# [AIM]
Reproduce the listing below word for word, with no pictures.

# [DATA FOR THE TASK]
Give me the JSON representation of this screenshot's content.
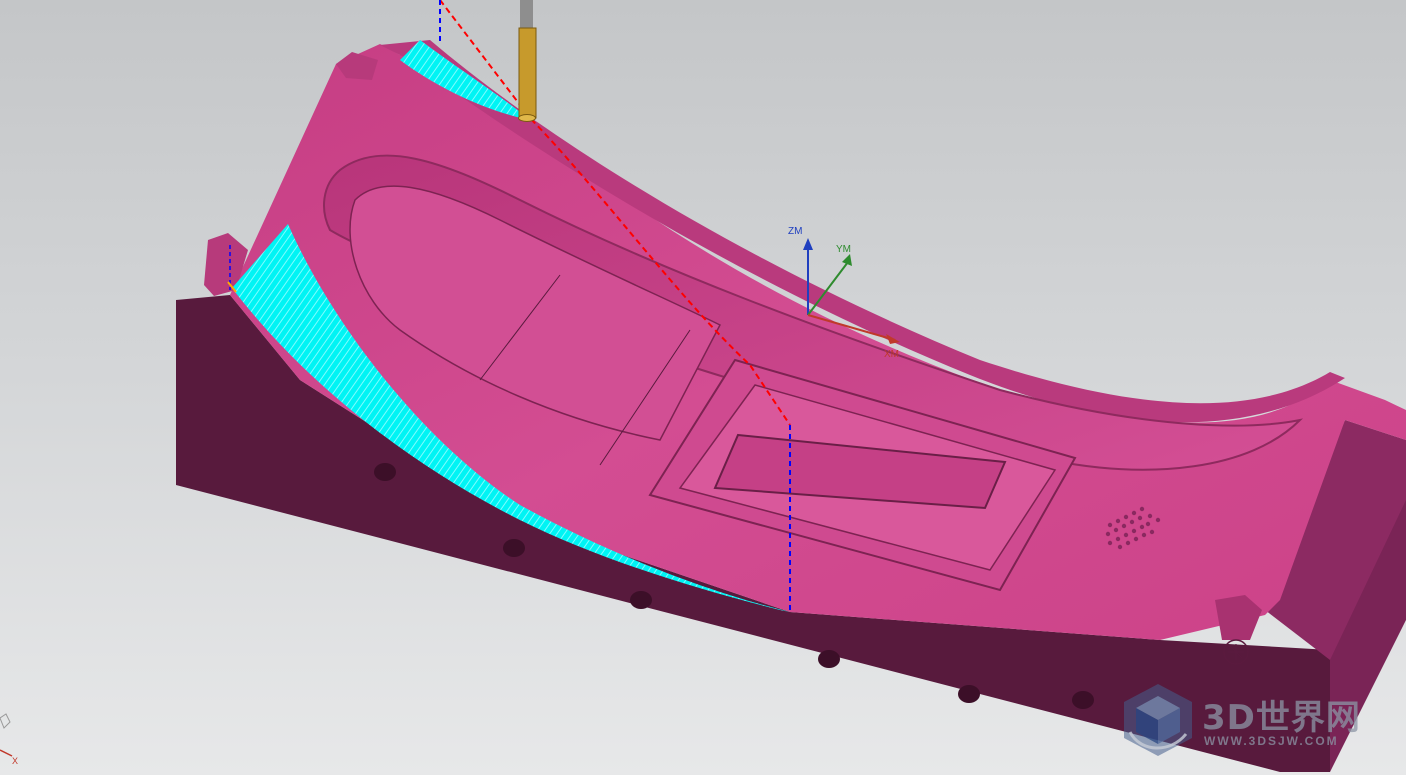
{
  "viewport": {
    "background_top": "#c4c6c8",
    "background_bottom": "#e7e8e9"
  },
  "colors": {
    "part_top": "#d0468c",
    "part_side": "#5a1a3e",
    "part_side_right": "#7a2456",
    "toolpath": "#00ffff",
    "tool_shank": "#c79a2c",
    "rapid_move": "#ff0000",
    "engage_move": "#0000ff",
    "axis_z": "#1f3fbf",
    "axis_y": "#2e8b2e",
    "axis_x": "#c0392b"
  },
  "wcs": {
    "z_label": "ZM",
    "y_label": "YM",
    "x_label": "XM"
  },
  "triad": {
    "x_label": "X"
  },
  "watermark": {
    "title": "3D世界网",
    "url": "WWW.3DSJW.COM",
    "icon": "cube-logo-icon"
  }
}
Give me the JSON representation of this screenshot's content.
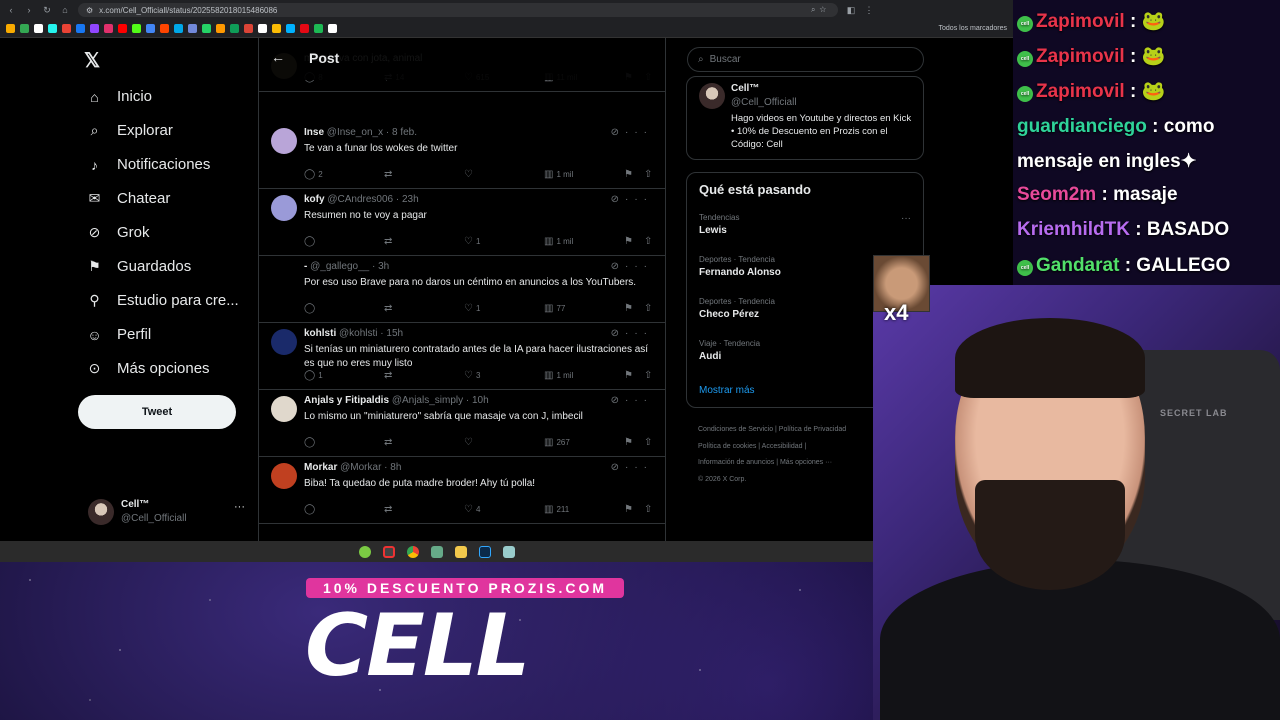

# [SOLUTION BELOW]
Give me the JSON representation of this screenshot's content.
{
  "viewport": {
    "background_top": "#c4c6c8",
    "background_bottom": "#e7e8e9"
  },
  "colors": {
    "part_top": "#d0468c",
    "part_side": "#5a1a3e",
    "part_side_right": "#7a2456",
    "toolpath": "#00ffff",
    "tool_shank": "#c79a2c",
    "rapid_move": "#ff0000",
    "engage_move": "#0000ff",
    "axis_z": "#1f3fbf",
    "axis_y": "#2e8b2e",
    "axis_x": "#c0392b"
  },
  "wcs": {
    "z_label": "ZM",
    "y_label": "YM",
    "x_label": "XM"
  },
  "triad": {
    "x_label": "X"
  },
  "watermark": {
    "title": "3D世界网",
    "url": "WWW.3DSJW.COM",
    "icon": "cube-logo-icon"
  }
}
Give me the JSON representation of this screenshot's content.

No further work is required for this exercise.